▶ PASSAGE GIVEN
──────────

Volunteering in the Federated States of Micronesia
Discover volunteering opportunities in the beautiful and remote Federated States of Micronesia.
About the Federated States of Micronesia
The Federated States of Micronesia comprises 607 islands spread across more than 2,500 kilometres of the western Pacific Ocean.
The country is made up of four states — Yap, Chuuk, Pohnpei, and Kosrae, each with its own distinct cultural heritage and traditions – but is unified by cultural and economic ties and a shared tropical climate.
These four states all have their own unique character:
- Yap is known for its thriving traditional culture, seafaring people, and giant stone money.
- Chuuk is revered among scuba divers from around the world, who come to Truk Lagoon to explore the fleet of sunken WWII Japanese warships that lie under its turquoise waters.
- Pohnpei is a lush, mysterious garden island, a paradise of mountains, rivers, and waterfalls, and more recently, one of the world’s top surfing destinations. It is home to Nan Madol Ruins, a UNESCO World Heritage Site.

──────────

Element location listings:
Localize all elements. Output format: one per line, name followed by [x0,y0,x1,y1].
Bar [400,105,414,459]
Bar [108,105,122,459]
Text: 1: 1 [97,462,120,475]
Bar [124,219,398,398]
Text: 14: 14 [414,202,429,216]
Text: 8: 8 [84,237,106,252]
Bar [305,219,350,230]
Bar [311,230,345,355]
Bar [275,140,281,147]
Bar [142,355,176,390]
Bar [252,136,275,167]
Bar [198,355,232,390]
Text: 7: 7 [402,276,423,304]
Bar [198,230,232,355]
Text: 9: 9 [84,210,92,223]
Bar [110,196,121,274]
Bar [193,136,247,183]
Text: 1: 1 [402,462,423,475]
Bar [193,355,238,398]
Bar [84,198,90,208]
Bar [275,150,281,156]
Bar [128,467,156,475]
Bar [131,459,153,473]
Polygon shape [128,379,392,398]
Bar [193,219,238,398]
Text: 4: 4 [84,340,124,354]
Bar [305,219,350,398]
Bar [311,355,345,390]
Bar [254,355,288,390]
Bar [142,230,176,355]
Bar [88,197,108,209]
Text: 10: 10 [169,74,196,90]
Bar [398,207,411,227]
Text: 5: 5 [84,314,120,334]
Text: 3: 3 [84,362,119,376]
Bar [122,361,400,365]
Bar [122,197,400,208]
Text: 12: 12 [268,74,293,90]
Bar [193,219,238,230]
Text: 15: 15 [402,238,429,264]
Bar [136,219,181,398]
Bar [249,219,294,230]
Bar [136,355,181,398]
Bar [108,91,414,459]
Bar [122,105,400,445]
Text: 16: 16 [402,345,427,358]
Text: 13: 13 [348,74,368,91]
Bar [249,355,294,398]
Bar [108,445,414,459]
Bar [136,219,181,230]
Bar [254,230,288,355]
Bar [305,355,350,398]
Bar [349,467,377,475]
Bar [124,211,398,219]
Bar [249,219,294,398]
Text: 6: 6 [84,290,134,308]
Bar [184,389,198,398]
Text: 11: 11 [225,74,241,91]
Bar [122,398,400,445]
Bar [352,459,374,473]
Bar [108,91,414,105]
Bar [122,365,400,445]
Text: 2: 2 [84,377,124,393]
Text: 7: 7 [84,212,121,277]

──────────

▶ TASK GOAL
According to the passage on Micronesia, which UNESCO World Heritage Site is located in Pohnpei?

▶ THE ANSWER
Nan Madol Ruins